- Data excerpts:
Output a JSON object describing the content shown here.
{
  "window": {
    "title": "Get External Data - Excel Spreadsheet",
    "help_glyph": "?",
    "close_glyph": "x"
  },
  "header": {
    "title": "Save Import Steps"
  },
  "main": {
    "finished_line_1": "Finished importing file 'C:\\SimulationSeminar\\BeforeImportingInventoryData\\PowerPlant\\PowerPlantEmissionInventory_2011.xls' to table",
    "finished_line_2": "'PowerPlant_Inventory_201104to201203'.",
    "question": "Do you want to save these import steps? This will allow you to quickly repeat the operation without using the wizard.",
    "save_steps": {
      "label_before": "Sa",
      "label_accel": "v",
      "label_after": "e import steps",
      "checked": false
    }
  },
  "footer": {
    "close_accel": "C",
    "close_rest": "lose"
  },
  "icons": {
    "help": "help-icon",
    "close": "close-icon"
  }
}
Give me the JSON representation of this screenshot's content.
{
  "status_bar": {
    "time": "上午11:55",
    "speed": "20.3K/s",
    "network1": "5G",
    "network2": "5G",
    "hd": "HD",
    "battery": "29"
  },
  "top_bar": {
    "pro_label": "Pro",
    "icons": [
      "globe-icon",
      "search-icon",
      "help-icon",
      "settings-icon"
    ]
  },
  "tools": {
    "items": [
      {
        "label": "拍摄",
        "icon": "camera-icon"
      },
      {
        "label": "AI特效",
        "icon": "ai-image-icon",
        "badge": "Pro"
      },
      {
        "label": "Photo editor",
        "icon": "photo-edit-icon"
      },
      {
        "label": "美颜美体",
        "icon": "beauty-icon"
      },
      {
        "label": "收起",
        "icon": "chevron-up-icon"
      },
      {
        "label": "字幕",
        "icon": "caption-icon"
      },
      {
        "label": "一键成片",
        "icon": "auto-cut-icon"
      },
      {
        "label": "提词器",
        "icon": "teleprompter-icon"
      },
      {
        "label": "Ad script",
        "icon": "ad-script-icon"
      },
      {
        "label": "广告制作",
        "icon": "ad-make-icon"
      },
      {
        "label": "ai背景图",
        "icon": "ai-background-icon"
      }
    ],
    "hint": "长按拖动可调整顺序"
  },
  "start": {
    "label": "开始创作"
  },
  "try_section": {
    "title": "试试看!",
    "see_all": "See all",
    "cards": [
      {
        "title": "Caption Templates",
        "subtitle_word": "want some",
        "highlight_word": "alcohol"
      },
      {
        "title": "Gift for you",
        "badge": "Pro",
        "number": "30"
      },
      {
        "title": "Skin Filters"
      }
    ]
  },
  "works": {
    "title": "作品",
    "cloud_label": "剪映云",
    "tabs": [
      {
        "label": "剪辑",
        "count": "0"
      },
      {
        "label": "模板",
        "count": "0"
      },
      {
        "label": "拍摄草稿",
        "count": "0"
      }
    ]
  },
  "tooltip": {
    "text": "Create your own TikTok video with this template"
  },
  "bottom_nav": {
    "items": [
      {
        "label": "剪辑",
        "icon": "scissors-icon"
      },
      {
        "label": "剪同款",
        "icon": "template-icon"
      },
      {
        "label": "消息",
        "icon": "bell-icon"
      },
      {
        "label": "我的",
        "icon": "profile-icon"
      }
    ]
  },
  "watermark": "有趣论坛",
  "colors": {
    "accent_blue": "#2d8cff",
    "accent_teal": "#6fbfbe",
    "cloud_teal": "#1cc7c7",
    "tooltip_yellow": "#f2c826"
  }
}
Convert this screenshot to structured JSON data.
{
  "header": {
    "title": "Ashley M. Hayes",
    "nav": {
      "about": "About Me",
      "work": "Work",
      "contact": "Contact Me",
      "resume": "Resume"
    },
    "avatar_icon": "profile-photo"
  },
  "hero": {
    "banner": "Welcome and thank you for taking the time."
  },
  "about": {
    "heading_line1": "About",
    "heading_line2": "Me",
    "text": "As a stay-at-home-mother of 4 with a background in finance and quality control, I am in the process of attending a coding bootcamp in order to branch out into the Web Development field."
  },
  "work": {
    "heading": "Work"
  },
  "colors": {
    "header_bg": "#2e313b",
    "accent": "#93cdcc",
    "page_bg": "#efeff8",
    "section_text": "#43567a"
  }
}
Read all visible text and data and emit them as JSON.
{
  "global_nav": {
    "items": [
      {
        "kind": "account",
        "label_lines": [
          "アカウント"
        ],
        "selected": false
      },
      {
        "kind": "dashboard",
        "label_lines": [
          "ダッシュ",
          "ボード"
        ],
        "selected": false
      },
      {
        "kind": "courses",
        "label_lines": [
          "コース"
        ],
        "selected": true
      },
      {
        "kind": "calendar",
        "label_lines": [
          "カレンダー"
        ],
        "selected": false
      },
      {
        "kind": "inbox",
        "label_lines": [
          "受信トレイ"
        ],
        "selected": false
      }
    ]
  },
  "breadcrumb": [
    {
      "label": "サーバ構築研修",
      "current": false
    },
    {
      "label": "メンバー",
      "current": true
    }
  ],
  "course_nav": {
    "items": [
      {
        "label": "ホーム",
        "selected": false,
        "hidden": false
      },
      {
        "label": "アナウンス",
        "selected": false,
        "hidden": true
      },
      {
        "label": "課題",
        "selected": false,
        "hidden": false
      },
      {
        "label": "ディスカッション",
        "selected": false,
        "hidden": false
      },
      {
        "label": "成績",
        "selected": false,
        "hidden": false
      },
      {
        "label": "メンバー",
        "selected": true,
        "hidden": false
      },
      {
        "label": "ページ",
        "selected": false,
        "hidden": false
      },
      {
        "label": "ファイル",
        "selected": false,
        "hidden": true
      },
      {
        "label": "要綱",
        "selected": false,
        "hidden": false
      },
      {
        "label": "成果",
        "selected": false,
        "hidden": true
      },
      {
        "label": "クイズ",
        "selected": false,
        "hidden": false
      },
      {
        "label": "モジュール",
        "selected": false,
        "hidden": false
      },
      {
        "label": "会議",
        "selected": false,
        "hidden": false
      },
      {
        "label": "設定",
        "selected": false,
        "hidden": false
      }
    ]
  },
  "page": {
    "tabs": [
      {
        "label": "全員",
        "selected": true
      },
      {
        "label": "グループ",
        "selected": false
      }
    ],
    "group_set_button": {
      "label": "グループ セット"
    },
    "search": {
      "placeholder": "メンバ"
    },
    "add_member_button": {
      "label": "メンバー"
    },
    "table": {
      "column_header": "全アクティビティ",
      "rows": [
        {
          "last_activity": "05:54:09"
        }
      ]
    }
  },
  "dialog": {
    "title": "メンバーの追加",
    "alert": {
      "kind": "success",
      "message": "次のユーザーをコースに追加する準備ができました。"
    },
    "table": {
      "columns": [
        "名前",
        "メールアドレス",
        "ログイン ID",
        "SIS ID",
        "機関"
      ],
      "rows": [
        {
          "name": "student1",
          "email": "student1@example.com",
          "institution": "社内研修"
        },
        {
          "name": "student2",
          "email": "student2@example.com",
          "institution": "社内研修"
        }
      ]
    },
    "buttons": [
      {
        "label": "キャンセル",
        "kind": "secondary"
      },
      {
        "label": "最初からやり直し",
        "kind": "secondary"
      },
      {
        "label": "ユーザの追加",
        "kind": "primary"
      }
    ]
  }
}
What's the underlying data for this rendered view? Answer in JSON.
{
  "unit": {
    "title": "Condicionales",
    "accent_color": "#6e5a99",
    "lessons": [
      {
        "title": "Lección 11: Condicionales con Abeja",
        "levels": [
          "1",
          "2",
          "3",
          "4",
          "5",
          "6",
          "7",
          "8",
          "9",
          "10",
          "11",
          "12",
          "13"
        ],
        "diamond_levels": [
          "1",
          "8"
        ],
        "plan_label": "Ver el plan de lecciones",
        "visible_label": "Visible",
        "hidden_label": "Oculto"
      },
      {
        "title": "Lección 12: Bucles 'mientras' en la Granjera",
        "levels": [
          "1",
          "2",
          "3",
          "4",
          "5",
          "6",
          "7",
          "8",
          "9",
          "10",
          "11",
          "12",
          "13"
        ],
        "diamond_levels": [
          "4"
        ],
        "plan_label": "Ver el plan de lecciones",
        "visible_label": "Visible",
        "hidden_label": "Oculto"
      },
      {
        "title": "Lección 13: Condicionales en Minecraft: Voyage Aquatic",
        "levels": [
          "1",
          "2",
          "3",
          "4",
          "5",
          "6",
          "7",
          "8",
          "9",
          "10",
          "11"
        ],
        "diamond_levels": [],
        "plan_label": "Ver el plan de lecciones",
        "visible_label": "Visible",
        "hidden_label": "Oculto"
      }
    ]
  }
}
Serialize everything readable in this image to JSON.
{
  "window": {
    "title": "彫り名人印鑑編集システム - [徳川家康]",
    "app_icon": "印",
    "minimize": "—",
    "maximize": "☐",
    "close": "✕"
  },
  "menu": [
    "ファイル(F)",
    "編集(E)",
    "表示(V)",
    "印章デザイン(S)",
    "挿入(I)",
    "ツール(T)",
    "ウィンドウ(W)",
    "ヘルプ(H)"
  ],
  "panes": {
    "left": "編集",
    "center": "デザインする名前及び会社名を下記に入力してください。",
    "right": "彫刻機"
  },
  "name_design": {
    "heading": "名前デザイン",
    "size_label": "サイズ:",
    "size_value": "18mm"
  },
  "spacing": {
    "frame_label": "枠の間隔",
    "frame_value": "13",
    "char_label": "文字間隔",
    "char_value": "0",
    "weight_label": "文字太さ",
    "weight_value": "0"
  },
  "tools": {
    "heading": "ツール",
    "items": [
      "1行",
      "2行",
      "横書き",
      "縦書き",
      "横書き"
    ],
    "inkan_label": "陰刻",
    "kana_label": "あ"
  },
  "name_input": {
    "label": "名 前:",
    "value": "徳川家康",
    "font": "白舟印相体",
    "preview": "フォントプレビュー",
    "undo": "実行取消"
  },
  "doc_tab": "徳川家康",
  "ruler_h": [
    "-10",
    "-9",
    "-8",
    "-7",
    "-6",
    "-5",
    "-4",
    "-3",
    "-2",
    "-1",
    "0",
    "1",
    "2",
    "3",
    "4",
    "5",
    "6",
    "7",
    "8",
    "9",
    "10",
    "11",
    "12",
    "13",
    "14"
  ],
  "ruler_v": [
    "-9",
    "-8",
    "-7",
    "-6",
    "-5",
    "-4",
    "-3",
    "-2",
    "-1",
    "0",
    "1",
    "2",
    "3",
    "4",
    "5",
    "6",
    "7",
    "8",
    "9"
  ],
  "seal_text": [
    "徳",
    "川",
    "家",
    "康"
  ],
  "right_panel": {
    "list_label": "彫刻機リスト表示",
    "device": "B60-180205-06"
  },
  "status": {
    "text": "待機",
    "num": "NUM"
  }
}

- Short exercise:
Look over the records above and copy each line that includes the string "徳川家康".

- Full solution:
    "title": "彫り名人印鑑編集システム - [徳川家康]",
    "value": "徳川家康",
  "doc_tab": "徳川家康",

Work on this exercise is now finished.